[Start of Data lines]

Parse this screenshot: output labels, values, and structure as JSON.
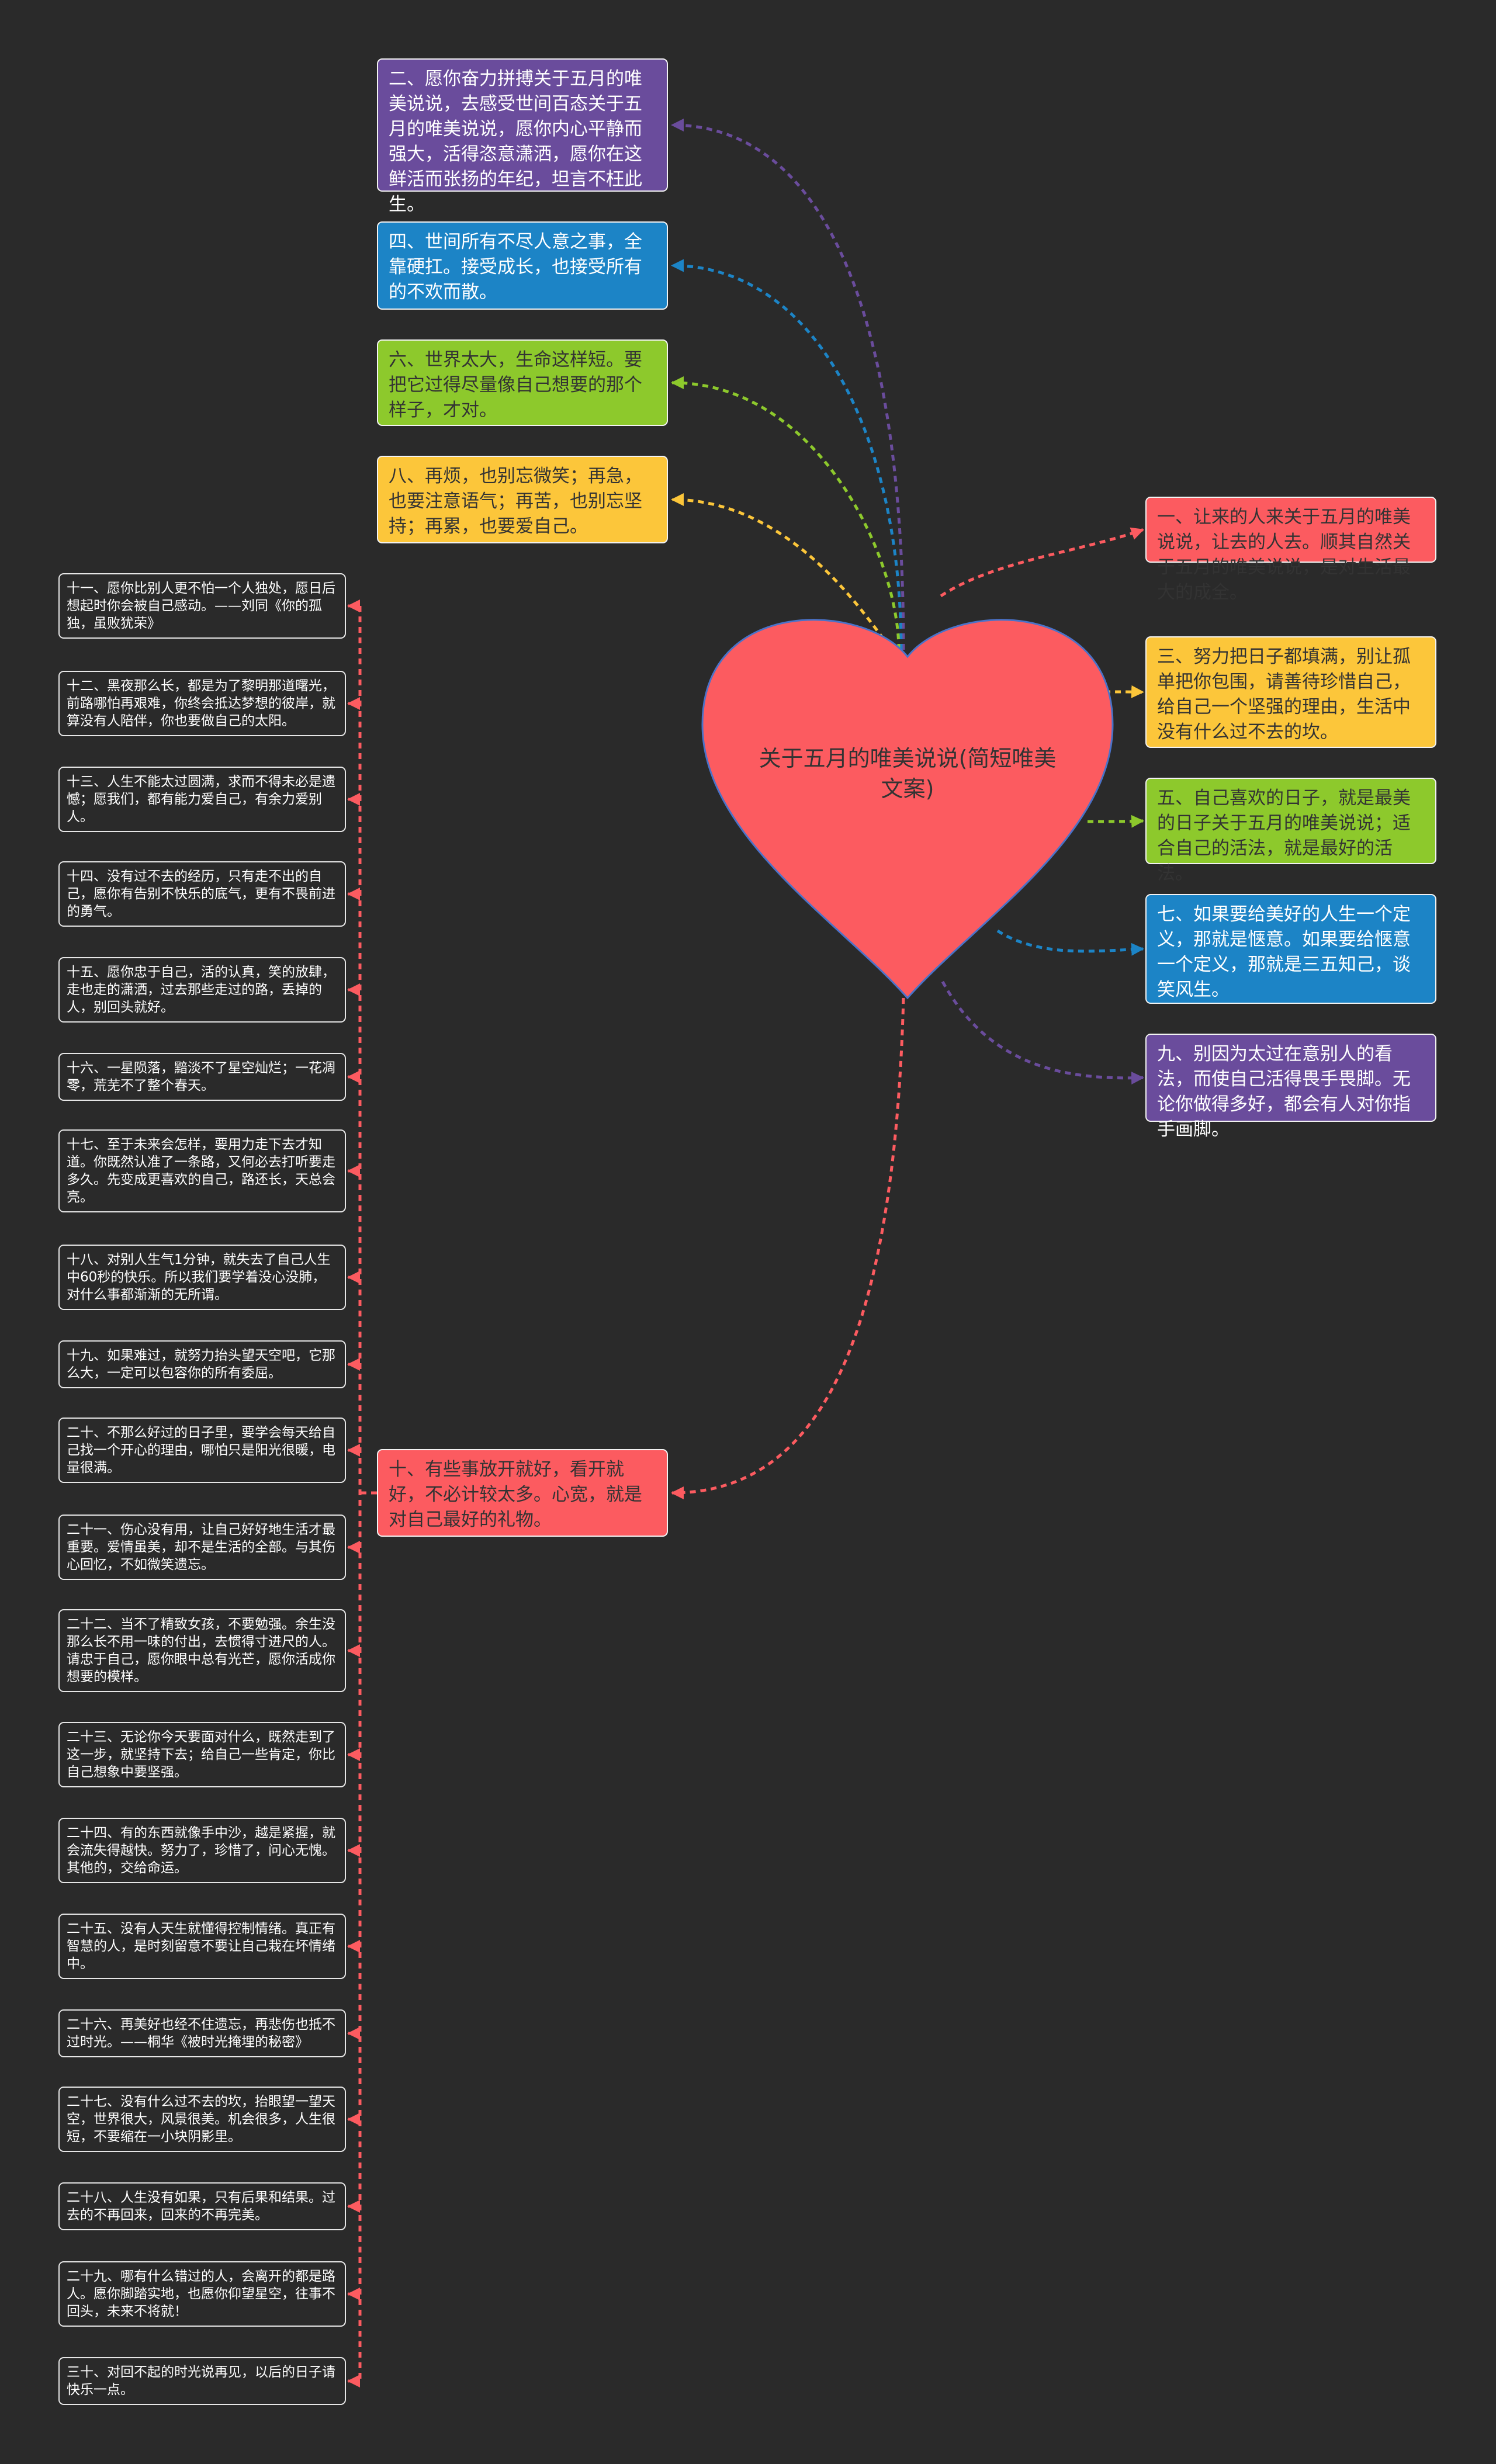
{
  "center": {
    "title": "关于五月的唯美说说(简短唯美文案)",
    "color": "#fc5b60"
  },
  "colors": {
    "background": "#2a2a2a",
    "red": "#fc5b60",
    "yellow": "#fcc63a",
    "green": "#8dc92c",
    "blue": "#1c84c6",
    "purple": "#6a4c9c"
  },
  "left_top": [
    {
      "text": "二、愿你奋力拼搏关于五月的唯美说说，去感受世间百态关于五月的唯美说说，愿你内心平静而强大，活得恣意潇洒，愿你在这鲜活而张扬的年纪，坦言不枉此生。",
      "color": "#6a4c9c"
    },
    {
      "text": "四、世间所有不尽人意之事，全靠硬扛。接受成长，也接受所有的不欢而散。",
      "color": "#1c84c6"
    },
    {
      "text": "六、世界太大，生命这样短。要把它过得尽量像自己想要的那个样子，才对。",
      "color": "#8dc92c"
    },
    {
      "text": "八、再烦，也别忘微笑；再急，也要注意语气；再苦，也别忘坚持；再累，也要爱自己。",
      "color": "#fcc63a"
    }
  ],
  "right": [
    {
      "text": " 一、让来的人来关于五月的唯美说说，让去的人去。顺其自然关于五月的唯美说说，是对生活最大的成全。",
      "color": "#fc5b60"
    },
    {
      "text": "三、努力把日子都填满，别让孤单把你包围，请善待珍惜自己，给自己一个坚强的理由，生活中没有什么过不去的坎。",
      "color": "#fcc63a"
    },
    {
      "text": "五、自己喜欢的日子，就是最美的日子关于五月的唯美说说；适合自己的活法，就是最好的活法。",
      "color": "#8dc92c"
    },
    {
      "text": "七、如果要给美好的人生一个定义，那就是惬意。如果要给惬意一个定义，那就是三五知己，谈笑风生。",
      "color": "#1c84c6"
    },
    {
      "text": "九、别因为太过在意别人的看法，而使自己活得畏手畏脚。无论你做得多好，都会有人对你指手画脚。",
      "color": "#6a4c9c"
    }
  ],
  "ten": {
    "text": "十、有些事放开就好，看开就好，不必计较太多。心宽，就是对自己最好的礼物。",
    "color": "#fc5b60"
  },
  "left_column": [
    "十一、愿你比别人更不怕一个人独处，愿日后想起时你会被自己感动。——刘同《你的孤独，虽败犹荣》",
    "十二、黑夜那么长，都是为了黎明那道曙光，前路哪怕再艰难，你终会抵达梦想的彼岸，就算没有人陪伴，你也要做自己的太阳。",
    "十三、人生不能太过圆满，求而不得未必是遗憾；愿我们，都有能力爱自己，有余力爱别人。",
    "十四、没有过不去的经历，只有走不出的自己，愿你有告别不快乐的底气，更有不畏前进的勇气。",
    "十五、愿你忠于自己，活的认真，笑的放肆，走也走的潇洒，过去那些走过的路，丢掉的人，别回头就好。",
    "十六、一星陨落，黯淡不了星空灿烂；一花凋零，荒芜不了整个春天。",
    "十七、至于未来会怎样，要用力走下去才知道。你既然认准了一条路，又何必去打听要走多久。先变成更喜欢的自己，路还长，天总会亮。",
    "十八、对别人生气1分钟，就失去了自己人生中60秒的快乐。所以我们要学着没心没肺，对什么事都渐渐的无所谓。",
    "十九、如果难过，就努力抬头望天空吧，它那么大，一定可以包容你的所有委屈。",
    "二十、不那么好过的日子里，要学会每天给自己找一个开心的理由，哪怕只是阳光很暖，电量很满。",
    "二十一、伤心没有用，让自己好好地生活才最重要。爱情虽美，却不是生活的全部。与其伤心回忆，不如微笑遗忘。",
    "二十二、当不了精致女孩，不要勉强。余生没那么长不用一味的付出，去惯得寸进尺的人。请忠于自己，愿你眼中总有光芒，愿你活成你想要的模样。",
    "二十三、无论你今天要面对什么，既然走到了这一步，就坚持下去；给自己一些肯定，你比自己想象中要坚强。",
    "二十四、有的东西就像手中沙，越是紧握，就会流失得越快。努力了，珍惜了，问心无愧。其他的，交给命运。",
    "二十五、没有人天生就懂得控制情绪。真正有智慧的人，是时刻留意不要让自己栽在坏情绪中。",
    "二十六、再美好也经不住遗忘，再悲伤也抵不过时光。——桐华《被时光掩埋的秘密》",
    "二十七、没有什么过不去的坎，抬眼望一望天空，世界很大，风景很美。机会很多，人生很短，不要缩在一小块阴影里。",
    "二十八、人生没有如果，只有后果和结果。过去的不再回来，回来的不再完美。",
    "二十九、哪有什么错过的人，会离开的都是路人。愿你脚踏实地，也愿你仰望星空，往事不回头，未来不将就！",
    "三十、对回不起的时光说再见，以后的日子请快乐一点。"
  ]
}
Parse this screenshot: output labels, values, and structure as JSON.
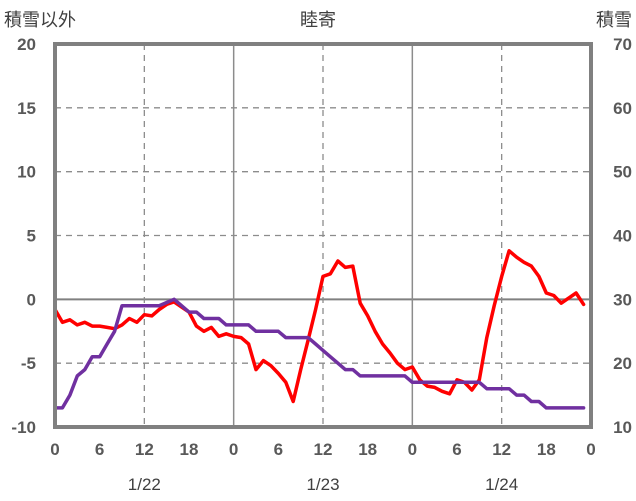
{
  "chart_data": {
    "type": "line",
    "title": "睦寄",
    "left_axis_title": "積雪以外",
    "right_axis_title": "積雪",
    "left_ylim": [
      -10,
      20
    ],
    "left_yticks": [
      "20",
      "15",
      "10",
      "5",
      "0",
      "-5",
      "-10"
    ],
    "right_ylim": [
      10,
      70
    ],
    "right_yticks": [
      "70",
      "60",
      "50",
      "40",
      "30",
      "20",
      "10"
    ],
    "xlim": [
      0,
      72
    ],
    "x_tick_labels": [
      "0",
      "6",
      "12",
      "18",
      "0",
      "6",
      "12",
      "18",
      "0",
      "6",
      "12",
      "18",
      "0"
    ],
    "date_labels": [
      "1/22",
      "1/23",
      "1/24"
    ],
    "grid": true,
    "series": [
      {
        "axis": "left",
        "color": "#ff0000",
        "x": [
          0,
          1,
          2,
          3,
          4,
          5,
          6,
          7,
          8,
          9,
          10,
          11,
          12,
          13,
          14,
          15,
          16,
          17,
          18,
          19,
          20,
          21,
          22,
          23,
          24,
          25,
          26,
          27,
          28,
          29,
          30,
          31,
          32,
          33,
          34,
          35,
          36,
          37,
          38,
          39,
          40,
          41,
          42,
          43,
          44,
          45,
          46,
          47,
          48,
          49,
          50,
          51,
          52,
          53,
          54,
          55,
          56,
          57,
          58,
          59,
          60,
          61,
          62,
          63,
          64,
          65,
          66,
          67,
          68,
          69,
          70,
          71
        ],
        "values": [
          -0.8,
          -1.8,
          -1.6,
          -2.0,
          -1.8,
          -2.1,
          -2.1,
          -2.2,
          -2.3,
          -2.0,
          -1.5,
          -1.8,
          -1.2,
          -1.3,
          -0.8,
          -0.4,
          -0.2,
          -0.6,
          -1.0,
          -2.1,
          -2.5,
          -2.2,
          -2.9,
          -2.7,
          -2.9,
          -3.0,
          -3.5,
          -5.5,
          -4.8,
          -5.2,
          -5.8,
          -6.5,
          -8.0,
          -5.5,
          -3.2,
          -0.8,
          1.8,
          2.0,
          3.0,
          2.5,
          2.6,
          -0.3,
          -1.3,
          -2.5,
          -3.5,
          -4.2,
          -5.0,
          -5.5,
          -5.3,
          -6.3,
          -6.8,
          -6.9,
          -7.2,
          -7.4,
          -6.3,
          -6.5,
          -7.1,
          -6.3,
          -3.0,
          -0.5,
          1.8,
          3.8,
          3.3,
          2.9,
          2.6,
          1.8,
          0.5,
          0.3,
          -0.3,
          0.1,
          0.5,
          -0.4
        ]
      },
      {
        "axis": "right",
        "color": "#7030a0",
        "x": [
          0,
          1,
          2,
          3,
          4,
          5,
          6,
          7,
          8,
          9,
          10,
          11,
          12,
          13,
          14,
          15,
          16,
          17,
          18,
          19,
          20,
          21,
          22,
          23,
          24,
          25,
          26,
          27,
          28,
          29,
          30,
          31,
          32,
          33,
          34,
          35,
          36,
          37,
          38,
          39,
          40,
          41,
          42,
          43,
          44,
          45,
          46,
          47,
          48,
          49,
          50,
          51,
          52,
          53,
          54,
          55,
          56,
          57,
          58,
          59,
          60,
          61,
          62,
          63,
          64,
          65,
          66,
          67,
          68,
          69,
          70,
          71
        ],
        "values": [
          13,
          13,
          15,
          18,
          19,
          21,
          21,
          23,
          25,
          29,
          29,
          29,
          29,
          29,
          29,
          29.5,
          30,
          29,
          28,
          28,
          27,
          27,
          27,
          26,
          26,
          26,
          26,
          25,
          25,
          25,
          25,
          24,
          24,
          24,
          24,
          23,
          22,
          21,
          20,
          19,
          19,
          18,
          18,
          18,
          18,
          18,
          18,
          18,
          17,
          17,
          17,
          17,
          17,
          17,
          17,
          17,
          17,
          17,
          16,
          16,
          16,
          16,
          15,
          15,
          14,
          14,
          13,
          13,
          13,
          13,
          13,
          13
        ]
      }
    ]
  }
}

[End of Data lines]

Your answer should be a single number: the count of lines in the material above that contain "text".

10